--- Start of Extracted material ---

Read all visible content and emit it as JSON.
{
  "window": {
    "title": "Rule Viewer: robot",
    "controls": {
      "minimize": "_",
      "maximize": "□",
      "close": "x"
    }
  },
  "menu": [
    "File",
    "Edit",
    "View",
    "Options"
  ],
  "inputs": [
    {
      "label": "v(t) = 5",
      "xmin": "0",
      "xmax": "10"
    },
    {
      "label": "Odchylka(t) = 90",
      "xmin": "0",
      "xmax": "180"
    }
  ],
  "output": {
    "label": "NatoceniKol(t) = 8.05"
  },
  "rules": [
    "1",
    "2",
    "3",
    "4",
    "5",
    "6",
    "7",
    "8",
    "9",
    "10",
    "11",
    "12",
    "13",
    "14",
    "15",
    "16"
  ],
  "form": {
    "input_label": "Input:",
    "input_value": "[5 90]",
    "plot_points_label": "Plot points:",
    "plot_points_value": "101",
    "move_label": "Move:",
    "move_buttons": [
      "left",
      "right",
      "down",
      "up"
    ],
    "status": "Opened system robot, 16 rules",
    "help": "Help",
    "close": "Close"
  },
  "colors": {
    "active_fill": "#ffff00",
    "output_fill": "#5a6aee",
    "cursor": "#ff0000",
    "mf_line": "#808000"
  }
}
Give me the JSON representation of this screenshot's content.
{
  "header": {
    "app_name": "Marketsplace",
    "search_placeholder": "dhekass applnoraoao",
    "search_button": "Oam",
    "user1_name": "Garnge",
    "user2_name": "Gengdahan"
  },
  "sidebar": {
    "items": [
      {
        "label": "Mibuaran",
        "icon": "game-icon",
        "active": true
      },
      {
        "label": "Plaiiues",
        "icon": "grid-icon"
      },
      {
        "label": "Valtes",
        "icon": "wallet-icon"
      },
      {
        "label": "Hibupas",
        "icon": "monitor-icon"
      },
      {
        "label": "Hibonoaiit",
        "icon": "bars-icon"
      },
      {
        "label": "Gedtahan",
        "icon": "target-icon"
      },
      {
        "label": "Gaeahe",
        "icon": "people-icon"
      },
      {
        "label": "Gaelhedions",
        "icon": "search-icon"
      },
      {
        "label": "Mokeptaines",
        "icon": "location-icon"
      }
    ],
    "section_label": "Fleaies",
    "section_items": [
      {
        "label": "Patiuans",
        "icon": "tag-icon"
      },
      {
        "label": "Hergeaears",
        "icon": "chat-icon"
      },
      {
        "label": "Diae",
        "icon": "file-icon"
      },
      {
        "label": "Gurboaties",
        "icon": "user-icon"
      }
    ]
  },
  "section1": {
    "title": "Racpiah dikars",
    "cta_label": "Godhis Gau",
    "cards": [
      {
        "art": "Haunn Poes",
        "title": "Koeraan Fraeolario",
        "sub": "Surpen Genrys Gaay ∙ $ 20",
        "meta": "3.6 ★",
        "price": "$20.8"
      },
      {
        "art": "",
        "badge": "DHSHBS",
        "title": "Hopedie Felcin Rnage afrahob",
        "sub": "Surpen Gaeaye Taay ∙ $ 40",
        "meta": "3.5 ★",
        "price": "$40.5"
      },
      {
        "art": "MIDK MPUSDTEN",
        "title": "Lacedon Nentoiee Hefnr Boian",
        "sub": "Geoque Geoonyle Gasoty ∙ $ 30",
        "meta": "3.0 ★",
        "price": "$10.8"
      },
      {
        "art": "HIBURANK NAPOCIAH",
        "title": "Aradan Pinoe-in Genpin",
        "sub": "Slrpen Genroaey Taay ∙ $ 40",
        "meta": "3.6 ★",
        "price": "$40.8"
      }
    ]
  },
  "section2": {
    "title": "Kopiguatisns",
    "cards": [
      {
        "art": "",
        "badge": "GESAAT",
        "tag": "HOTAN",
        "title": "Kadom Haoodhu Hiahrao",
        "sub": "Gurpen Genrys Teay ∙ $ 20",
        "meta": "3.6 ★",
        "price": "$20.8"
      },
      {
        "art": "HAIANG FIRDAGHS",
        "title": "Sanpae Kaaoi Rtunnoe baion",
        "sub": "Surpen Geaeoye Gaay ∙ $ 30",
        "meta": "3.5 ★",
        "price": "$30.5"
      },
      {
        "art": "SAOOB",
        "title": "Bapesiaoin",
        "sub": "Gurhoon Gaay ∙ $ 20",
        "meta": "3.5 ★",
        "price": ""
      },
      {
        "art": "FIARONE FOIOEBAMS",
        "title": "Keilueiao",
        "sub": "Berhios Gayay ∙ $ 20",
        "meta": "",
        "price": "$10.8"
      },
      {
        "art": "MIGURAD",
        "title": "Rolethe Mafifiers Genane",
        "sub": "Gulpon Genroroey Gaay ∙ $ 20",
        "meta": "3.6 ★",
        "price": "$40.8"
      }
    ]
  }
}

--- End of Extracted material ---

■ Task statement:
Extract the complete listing above, reproducing each line exactly.

■ Response to this exercise:
Read all visible content and emit it as JSON.
{
  "window": {
    "title": "Rule Viewer: robot",
    "controls": {
      "minimize": "_",
      "maximize": "□",
      "close": "x"
    }
  },
  "menu": [
    "File",
    "Edit",
    "View",
    "Options"
  ],
  "inputs": [
    {
      "label": "v(t) = 5",
      "xmin": "0",
      "xmax": "10"
    },
    {
      "label": "Odchylka(t) = 90",
      "xmin": "0",
      "xmax": "180"
    }
  ],
  "output": {
    "label": "NatoceniKol(t) = 8.05"
  },
  "rules": [
    "1",
    "2",
    "3",
    "4",
    "5",
    "6",
    "7",
    "8",
    "9",
    "10",
    "11",
    "12",
    "13",
    "14",
    "15",
    "16"
  ],
  "form": {
    "input_label": "Input:",
    "input_value": "[5 90]",
    "plot_points_label": "Plot points:",
    "plot_points_value": "101",
    "move_label": "Move:",
    "move_buttons": [
      "left",
      "right",
      "down",
      "up"
    ],
    "status": "Opened system robot, 16 rules",
    "help": "Help",
    "close": "Close"
  },
  "colors": {
    "active_fill": "#ffff00",
    "output_fill": "#5a6aee",
    "cursor": "#ff0000",
    "mf_line": "#808000"
  }
}
Give me the JSON representation of this screenshot's content.
{
  "header": {
    "app_name": "Marketsplace",
    "search_placeholder": "dhekass applnoraoao",
    "search_button": "Oam",
    "user1_name": "Garnge",
    "user2_name": "Gengdahan"
  },
  "sidebar": {
    "items": [
      {
        "label": "Mibuaran",
        "icon": "game-icon",
        "active": true
      },
      {
        "label": "Plaiiues",
        "icon": "grid-icon"
      },
      {
        "label": "Valtes",
        "icon": "wallet-icon"
      },
      {
        "label": "Hibupas",
        "icon": "monitor-icon"
      },
      {
        "label": "Hibonoaiit",
        "icon": "bars-icon"
      },
      {
        "label": "Gedtahan",
        "icon": "target-icon"
      },
      {
        "label": "Gaeahe",
        "icon": "people-icon"
      },
      {
        "label": "Gaelhedions",
        "icon": "search-icon"
      },
      {
        "label": "Mokeptaines",
        "icon": "location-icon"
      }
    ],
    "section_label": "Fleaies",
    "section_items": [
      {
        "label": "Patiuans",
        "icon": "tag-icon"
      },
      {
        "label": "Hergeaears",
        "icon": "chat-icon"
      },
      {
        "label": "Diae",
        "icon": "file-icon"
      },
      {
        "label": "Gurboaties",
        "icon": "user-icon"
      }
    ]
  },
  "section1": {
    "title": "Racpiah dikars",
    "cta_label": "Godhis Gau",
    "cards": [
      {
        "art": "Haunn Poes",
        "title": "Koeraan Fraeolario",
        "sub": "Surpen Genrys Gaay ∙ $ 20",
        "meta": "3.6 ★",
        "price": "$20.8"
      },
      {
        "art": "",
        "badge": "DHSHBS",
        "title": "Hopedie Felcin Rnage afrahob",
        "sub": "Surpen Gaeaye Taay ∙ $ 40",
        "meta": "3.5 ★",
        "price": "$40.5"
      },
      {
        "art": "MIDK MPUSDTEN",
        "title": "Lacedon Nentoiee Hefnr Boian",
        "sub": "Geoque Geoonyle Gasoty ∙ $ 30",
        "meta": "3.0 ★",
        "price": "$10.8"
      },
      {
        "art": "HIBURANK NAPOCIAH",
        "title": "Aradan Pinoe-in Genpin",
        "sub": "Slrpen Genroaey Taay ∙ $ 40",
        "meta": "3.6 ★",
        "price": "$40.8"
      }
    ]
  },
  "section2": {
    "title": "Kopiguatisns",
    "cards": [
      {
        "art": "",
        "badge": "GESAAT",
        "tag": "HOTAN",
        "title": "Kadom Haoodhu Hiahrao",
        "sub": "Gurpen Genrys Teay ∙ $ 20",
        "meta": "3.6 ★",
        "price": "$20.8"
      },
      {
        "art": "HAIANG FIRDAGHS",
        "title": "Sanpae Kaaoi Rtunnoe baion",
        "sub": "Surpen Geaeoye Gaay ∙ $ 30",
        "meta": "3.5 ★",
        "price": "$30.5"
      },
      {
        "art": "SAOOB",
        "title": "Bapesiaoin",
        "sub": "Gurhoon Gaay ∙ $ 20",
        "meta": "3.5 ★",
        "price": ""
      },
      {
        "art": "FIARONE FOIOEBAMS",
        "title": "Keilueiao",
        "sub": "Berhios Gayay ∙ $ 20",
        "meta": "",
        "price": "$10.8"
      },
      {
        "art": "MIGURAD",
        "title": "Rolethe Mafifiers Genane",
        "sub": "Gulpon Genroroey Gaay ∙ $ 20",
        "meta": "3.6 ★",
        "price": "$40.8"
      }
    ]
  }
}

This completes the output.